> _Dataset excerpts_

□ □ □ □ □ □ □

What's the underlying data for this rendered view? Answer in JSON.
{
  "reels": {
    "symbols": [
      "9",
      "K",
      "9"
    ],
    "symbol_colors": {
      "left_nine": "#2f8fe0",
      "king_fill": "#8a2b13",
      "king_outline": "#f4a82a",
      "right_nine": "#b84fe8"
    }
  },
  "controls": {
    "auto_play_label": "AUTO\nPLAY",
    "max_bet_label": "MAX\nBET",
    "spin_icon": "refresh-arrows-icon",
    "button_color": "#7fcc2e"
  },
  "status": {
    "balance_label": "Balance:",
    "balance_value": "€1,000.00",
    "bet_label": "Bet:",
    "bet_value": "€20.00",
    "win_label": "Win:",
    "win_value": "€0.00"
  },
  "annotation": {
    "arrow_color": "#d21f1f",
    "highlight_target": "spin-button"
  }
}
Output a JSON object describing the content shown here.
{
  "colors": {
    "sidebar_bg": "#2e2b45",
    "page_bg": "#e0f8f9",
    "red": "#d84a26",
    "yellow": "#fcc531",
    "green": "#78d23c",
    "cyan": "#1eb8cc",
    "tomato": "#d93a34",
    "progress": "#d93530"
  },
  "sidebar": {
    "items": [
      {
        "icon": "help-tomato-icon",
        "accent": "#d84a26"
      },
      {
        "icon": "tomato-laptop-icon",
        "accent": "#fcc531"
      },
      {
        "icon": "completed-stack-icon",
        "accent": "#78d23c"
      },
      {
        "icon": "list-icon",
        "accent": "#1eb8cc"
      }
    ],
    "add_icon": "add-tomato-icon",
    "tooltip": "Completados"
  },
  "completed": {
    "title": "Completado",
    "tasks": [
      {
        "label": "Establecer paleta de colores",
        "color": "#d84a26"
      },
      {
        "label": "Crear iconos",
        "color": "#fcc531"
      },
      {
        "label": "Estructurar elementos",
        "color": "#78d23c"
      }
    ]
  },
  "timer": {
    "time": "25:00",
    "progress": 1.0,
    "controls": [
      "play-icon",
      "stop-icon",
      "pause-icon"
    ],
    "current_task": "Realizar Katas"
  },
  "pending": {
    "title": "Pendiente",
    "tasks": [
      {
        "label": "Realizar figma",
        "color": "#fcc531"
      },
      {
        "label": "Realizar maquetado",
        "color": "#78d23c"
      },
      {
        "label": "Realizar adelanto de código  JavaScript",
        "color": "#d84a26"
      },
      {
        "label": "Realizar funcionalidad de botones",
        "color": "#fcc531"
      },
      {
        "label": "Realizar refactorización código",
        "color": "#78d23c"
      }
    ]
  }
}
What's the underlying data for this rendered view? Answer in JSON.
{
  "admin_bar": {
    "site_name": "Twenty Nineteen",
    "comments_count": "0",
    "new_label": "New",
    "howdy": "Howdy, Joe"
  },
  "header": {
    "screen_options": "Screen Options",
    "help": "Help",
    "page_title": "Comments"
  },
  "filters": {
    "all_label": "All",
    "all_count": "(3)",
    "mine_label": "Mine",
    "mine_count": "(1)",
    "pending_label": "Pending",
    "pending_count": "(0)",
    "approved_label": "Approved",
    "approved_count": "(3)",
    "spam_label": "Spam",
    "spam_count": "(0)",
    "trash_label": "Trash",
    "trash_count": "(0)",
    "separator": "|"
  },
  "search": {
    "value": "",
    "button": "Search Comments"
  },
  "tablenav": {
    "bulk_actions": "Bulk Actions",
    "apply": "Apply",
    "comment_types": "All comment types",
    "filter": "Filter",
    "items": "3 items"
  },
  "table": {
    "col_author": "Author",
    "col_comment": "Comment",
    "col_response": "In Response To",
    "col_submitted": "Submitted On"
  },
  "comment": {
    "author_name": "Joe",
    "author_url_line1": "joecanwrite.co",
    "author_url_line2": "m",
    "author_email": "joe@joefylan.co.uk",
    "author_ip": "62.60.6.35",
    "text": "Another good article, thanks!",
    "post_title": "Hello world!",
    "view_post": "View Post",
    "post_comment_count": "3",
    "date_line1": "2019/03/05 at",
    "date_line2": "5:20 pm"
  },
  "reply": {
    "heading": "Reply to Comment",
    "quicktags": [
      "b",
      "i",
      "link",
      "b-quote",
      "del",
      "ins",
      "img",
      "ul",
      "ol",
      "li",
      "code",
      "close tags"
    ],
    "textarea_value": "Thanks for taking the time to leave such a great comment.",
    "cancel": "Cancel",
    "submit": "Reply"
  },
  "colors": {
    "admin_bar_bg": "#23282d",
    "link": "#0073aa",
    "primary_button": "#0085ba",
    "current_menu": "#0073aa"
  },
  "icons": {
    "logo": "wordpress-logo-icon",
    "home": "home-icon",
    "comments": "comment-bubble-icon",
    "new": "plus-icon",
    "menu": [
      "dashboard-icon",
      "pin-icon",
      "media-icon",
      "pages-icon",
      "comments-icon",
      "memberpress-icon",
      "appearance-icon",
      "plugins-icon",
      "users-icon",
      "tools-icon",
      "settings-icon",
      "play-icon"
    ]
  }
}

□ □ □ □ □ □ □

> _TASK STATEMENT_
Make an exact copy of the listing, including every line.

> _REPLY_
What's the underlying data for this rendered view? Answer in JSON.
{
  "reels": {
    "symbols": [
      "9",
      "K",
      "9"
    ],
    "symbol_colors": {
      "left_nine": "#2f8fe0",
      "king_fill": "#8a2b13",
      "king_outline": "#f4a82a",
      "right_nine": "#b84fe8"
    }
  },
  "controls": {
    "auto_play_label": "AUTO\nPLAY",
    "max_bet_label": "MAX\nBET",
    "spin_icon": "refresh-arrows-icon",
    "button_color": "#7fcc2e"
  },
  "status": {
    "balance_label": "Balance:",
    "balance_value": "€1,000.00",
    "bet_label": "Bet:",
    "bet_value": "€20.00",
    "win_label": "Win:",
    "win_value": "€0.00"
  },
  "annotation": {
    "arrow_color": "#d21f1f",
    "highlight_target": "spin-button"
  }
}
Output a JSON object describing the content shown here.
{
  "colors": {
    "sidebar_bg": "#2e2b45",
    "page_bg": "#e0f8f9",
    "red": "#d84a26",
    "yellow": "#fcc531",
    "green": "#78d23c",
    "cyan": "#1eb8cc",
    "tomato": "#d93a34",
    "progress": "#d93530"
  },
  "sidebar": {
    "items": [
      {
        "icon": "help-tomato-icon",
        "accent": "#d84a26"
      },
      {
        "icon": "tomato-laptop-icon",
        "accent": "#fcc531"
      },
      {
        "icon": "completed-stack-icon",
        "accent": "#78d23c"
      },
      {
        "icon": "list-icon",
        "accent": "#1eb8cc"
      }
    ],
    "add_icon": "add-tomato-icon",
    "tooltip": "Completados"
  },
  "completed": {
    "title": "Completado",
    "tasks": [
      {
        "label": "Establecer paleta de colores",
        "color": "#d84a26"
      },
      {
        "label": "Crear iconos",
        "color": "#fcc531"
      },
      {
        "label": "Estructurar elementos",
        "color": "#78d23c"
      }
    ]
  },
  "timer": {
    "time": "25:00",
    "progress": 1.0,
    "controls": [
      "play-icon",
      "stop-icon",
      "pause-icon"
    ],
    "current_task": "Realizar Katas"
  },
  "pending": {
    "title": "Pendiente",
    "tasks": [
      {
        "label": "Realizar figma",
        "color": "#fcc531"
      },
      {
        "label": "Realizar maquetado",
        "color": "#78d23c"
      },
      {
        "label": "Realizar adelanto de código  JavaScript",
        "color": "#d84a26"
      },
      {
        "label": "Realizar funcionalidad de botones",
        "color": "#fcc531"
      },
      {
        "label": "Realizar refactorización código",
        "color": "#78d23c"
      }
    ]
  }
}
What's the underlying data for this rendered view? Answer in JSON.
{
  "admin_bar": {
    "site_name": "Twenty Nineteen",
    "comments_count": "0",
    "new_label": "New",
    "howdy": "Howdy, Joe"
  },
  "header": {
    "screen_options": "Screen Options",
    "help": "Help",
    "page_title": "Comments"
  },
  "filters": {
    "all_label": "All",
    "all_count": "(3)",
    "mine_label": "Mine",
    "mine_count": "(1)",
    "pending_label": "Pending",
    "pending_count": "(0)",
    "approved_label": "Approved",
    "approved_count": "(3)",
    "spam_label": "Spam",
    "spam_count": "(0)",
    "trash_label": "Trash",
    "trash_count": "(0)",
    "separator": "|"
  },
  "search": {
    "value": "",
    "button": "Search Comments"
  },
  "tablenav": {
    "bulk_actions": "Bulk Actions",
    "apply": "Apply",
    "comment_types": "All comment types",
    "filter": "Filter",
    "items": "3 items"
  },
  "table": {
    "col_author": "Author",
    "col_comment": "Comment",
    "col_response": "In Response To",
    "col_submitted": "Submitted On"
  },
  "comment": {
    "author_name": "Joe",
    "author_url_line1": "joecanwrite.co",
    "author_url_line2": "m",
    "author_email": "joe@joefylan.co.uk",
    "author_ip": "62.60.6.35",
    "text": "Another good article, thanks!",
    "post_title": "Hello world!",
    "view_post": "View Post",
    "post_comment_count": "3",
    "date_line1": "2019/03/05 at",
    "date_line2": "5:20 pm"
  },
  "reply": {
    "heading": "Reply to Comment",
    "quicktags": [
      "b",
      "i",
      "link",
      "b-quote",
      "del",
      "ins",
      "img",
      "ul",
      "ol",
      "li",
      "code",
      "close tags"
    ],
    "textarea_value": "Thanks for taking the time to leave such a great comment.",
    "cancel": "Cancel",
    "submit": "Reply"
  },
  "colors": {
    "admin_bar_bg": "#23282d",
    "link": "#0073aa",
    "primary_button": "#0085ba",
    "current_menu": "#0073aa"
  },
  "icons": {
    "logo": "wordpress-logo-icon",
    "home": "home-icon",
    "comments": "comment-bubble-icon",
    "new": "plus-icon",
    "menu": [
      "dashboard-icon",
      "pin-icon",
      "media-icon",
      "pages-icon",
      "comments-icon",
      "memberpress-icon",
      "appearance-icon",
      "plugins-icon",
      "users-icon",
      "tools-icon",
      "settings-icon",
      "play-icon"
    ]
  }
}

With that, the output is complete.